JOB
Copy every line from the one containing "Give me the" through the last line of the records below, both included, and nothing else.

RECORDS FOR THE TASK
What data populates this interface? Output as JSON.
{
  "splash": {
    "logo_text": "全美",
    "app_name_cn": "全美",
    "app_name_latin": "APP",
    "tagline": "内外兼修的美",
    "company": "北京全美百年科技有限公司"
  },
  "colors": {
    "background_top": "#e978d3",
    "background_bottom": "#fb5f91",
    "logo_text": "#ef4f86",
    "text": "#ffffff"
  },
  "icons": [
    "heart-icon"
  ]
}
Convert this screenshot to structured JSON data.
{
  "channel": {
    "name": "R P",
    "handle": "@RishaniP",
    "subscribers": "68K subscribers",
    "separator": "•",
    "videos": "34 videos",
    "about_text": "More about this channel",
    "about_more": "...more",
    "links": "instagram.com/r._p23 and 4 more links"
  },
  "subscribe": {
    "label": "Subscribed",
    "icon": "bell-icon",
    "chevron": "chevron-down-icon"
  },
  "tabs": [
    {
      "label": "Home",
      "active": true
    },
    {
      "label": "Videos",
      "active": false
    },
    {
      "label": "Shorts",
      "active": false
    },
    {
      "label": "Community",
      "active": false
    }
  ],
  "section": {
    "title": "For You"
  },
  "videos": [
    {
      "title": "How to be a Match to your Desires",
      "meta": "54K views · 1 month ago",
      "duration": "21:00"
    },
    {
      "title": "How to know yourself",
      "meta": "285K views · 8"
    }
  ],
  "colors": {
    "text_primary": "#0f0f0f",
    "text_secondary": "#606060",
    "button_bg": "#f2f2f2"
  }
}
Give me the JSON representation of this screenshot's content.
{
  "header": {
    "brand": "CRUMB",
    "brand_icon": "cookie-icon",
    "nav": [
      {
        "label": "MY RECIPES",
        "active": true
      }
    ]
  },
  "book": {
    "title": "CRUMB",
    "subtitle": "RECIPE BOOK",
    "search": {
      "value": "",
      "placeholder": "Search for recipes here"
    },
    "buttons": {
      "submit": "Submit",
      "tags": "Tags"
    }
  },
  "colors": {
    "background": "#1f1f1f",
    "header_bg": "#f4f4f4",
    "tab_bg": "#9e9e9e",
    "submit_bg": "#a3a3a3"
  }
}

CORRECT RESULT
Give me the JSON representation of this screenshot's content.
{
  "header": {
    "brand": "CRUMB",
    "brand_icon": "cookie-icon",
    "nav": [
      {
        "label": "MY RECIPES",
        "active": true
      }
    ]
  },
  "book": {
    "title": "CRUMB",
    "subtitle": "RECIPE BOOK",
    "search": {
      "value": "",
      "placeholder": "Search for recipes here"
    },
    "buttons": {
      "submit": "Submit",
      "tags": "Tags"
    }
  },
  "colors": {
    "background": "#1f1f1f",
    "header_bg": "#f4f4f4",
    "tab_bg": "#9e9e9e",
    "submit_bg": "#a3a3a3"
  }
}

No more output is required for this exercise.